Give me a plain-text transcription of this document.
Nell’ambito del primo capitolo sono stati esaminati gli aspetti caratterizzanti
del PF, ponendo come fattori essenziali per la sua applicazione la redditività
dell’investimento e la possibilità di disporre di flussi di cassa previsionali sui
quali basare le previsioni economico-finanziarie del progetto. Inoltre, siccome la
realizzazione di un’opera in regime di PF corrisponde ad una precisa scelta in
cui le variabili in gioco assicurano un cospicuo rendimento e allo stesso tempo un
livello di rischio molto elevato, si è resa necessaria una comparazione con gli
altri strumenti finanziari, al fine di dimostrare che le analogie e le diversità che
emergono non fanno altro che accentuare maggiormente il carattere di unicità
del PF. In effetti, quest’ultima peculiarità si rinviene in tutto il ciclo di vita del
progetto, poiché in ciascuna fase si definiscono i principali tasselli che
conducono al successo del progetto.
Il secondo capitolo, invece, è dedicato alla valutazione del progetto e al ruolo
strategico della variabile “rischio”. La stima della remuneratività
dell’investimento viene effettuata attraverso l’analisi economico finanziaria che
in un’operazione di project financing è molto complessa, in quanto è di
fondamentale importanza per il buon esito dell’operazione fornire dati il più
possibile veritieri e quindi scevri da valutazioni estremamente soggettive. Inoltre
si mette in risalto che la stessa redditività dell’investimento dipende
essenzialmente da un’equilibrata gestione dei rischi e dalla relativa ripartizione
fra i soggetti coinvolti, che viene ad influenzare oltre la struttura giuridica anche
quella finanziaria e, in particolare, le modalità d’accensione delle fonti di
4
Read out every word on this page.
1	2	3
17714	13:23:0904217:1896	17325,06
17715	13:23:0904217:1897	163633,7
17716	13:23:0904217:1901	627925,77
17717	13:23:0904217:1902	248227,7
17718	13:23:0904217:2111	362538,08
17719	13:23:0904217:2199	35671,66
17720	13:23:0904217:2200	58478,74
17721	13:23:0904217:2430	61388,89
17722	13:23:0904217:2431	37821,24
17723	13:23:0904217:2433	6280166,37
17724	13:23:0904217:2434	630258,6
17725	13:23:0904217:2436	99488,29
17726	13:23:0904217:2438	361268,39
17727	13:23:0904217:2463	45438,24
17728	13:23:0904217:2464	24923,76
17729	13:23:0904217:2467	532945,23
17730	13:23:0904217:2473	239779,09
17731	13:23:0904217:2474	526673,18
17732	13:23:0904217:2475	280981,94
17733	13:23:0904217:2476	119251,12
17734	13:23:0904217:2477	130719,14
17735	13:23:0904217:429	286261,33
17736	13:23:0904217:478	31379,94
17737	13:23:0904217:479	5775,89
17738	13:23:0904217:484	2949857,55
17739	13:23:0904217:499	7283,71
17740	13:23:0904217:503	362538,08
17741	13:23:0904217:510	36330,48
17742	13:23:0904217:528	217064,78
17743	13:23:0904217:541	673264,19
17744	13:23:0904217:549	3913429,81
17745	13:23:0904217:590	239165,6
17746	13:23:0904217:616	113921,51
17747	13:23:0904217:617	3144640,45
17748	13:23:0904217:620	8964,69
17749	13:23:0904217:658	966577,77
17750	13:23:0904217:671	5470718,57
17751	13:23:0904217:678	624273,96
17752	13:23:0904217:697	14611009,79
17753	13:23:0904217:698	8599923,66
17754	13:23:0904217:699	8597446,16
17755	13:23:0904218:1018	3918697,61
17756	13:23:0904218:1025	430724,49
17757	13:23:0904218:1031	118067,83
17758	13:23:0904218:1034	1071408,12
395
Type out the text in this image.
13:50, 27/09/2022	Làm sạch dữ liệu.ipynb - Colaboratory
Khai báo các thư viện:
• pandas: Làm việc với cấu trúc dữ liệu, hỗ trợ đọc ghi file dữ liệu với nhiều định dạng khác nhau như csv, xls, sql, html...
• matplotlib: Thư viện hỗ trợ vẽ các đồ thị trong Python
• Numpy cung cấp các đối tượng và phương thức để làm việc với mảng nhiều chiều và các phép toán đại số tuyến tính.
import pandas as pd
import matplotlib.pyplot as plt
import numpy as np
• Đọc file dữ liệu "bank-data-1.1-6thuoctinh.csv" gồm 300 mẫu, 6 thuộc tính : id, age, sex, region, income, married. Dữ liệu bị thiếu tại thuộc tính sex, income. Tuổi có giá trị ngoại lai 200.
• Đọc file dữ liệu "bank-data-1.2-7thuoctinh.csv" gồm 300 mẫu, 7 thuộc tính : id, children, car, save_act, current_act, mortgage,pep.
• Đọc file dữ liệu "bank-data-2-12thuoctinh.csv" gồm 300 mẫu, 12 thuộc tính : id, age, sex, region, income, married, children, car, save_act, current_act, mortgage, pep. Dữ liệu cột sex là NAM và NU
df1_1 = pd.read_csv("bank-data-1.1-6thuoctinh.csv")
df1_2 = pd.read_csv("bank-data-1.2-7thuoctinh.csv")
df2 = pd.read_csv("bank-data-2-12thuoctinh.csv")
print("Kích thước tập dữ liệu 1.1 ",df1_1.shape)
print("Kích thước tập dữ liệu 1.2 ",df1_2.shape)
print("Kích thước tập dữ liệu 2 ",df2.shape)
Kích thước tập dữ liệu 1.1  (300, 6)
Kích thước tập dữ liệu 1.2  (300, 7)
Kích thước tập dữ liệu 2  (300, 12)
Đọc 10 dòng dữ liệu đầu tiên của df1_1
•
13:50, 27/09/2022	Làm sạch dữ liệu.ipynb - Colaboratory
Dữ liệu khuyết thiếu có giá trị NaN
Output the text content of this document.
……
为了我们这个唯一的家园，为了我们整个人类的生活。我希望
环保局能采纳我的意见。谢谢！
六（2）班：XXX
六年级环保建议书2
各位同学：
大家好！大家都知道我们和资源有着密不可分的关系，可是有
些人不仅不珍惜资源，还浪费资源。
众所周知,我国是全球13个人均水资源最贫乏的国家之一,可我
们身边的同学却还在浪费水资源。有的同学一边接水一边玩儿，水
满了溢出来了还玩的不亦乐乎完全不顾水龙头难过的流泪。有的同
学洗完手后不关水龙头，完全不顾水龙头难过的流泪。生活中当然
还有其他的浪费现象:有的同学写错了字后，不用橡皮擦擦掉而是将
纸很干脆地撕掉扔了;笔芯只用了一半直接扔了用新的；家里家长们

★ ★ ★ ★ ★

#### [Aim]
Where a line above includes "children", copy that line.

#### [Correct answer]
• Đọc file dữ liệu "bank-data-1.2-7thuoctinh.csv" gồm 300 mẫu, 7 thuộc tính : id, children, car, save_act, current_act, mortgage,pep.
• Đọc file dữ liệu "bank-data-2-12thuoctinh.csv" gồm 300 mẫu, 12 thuộc tính : id, age, sex, region, income, married, children, car, save_act, current_act, mortgage, pep. Dữ liệu cột sex là NAM và NU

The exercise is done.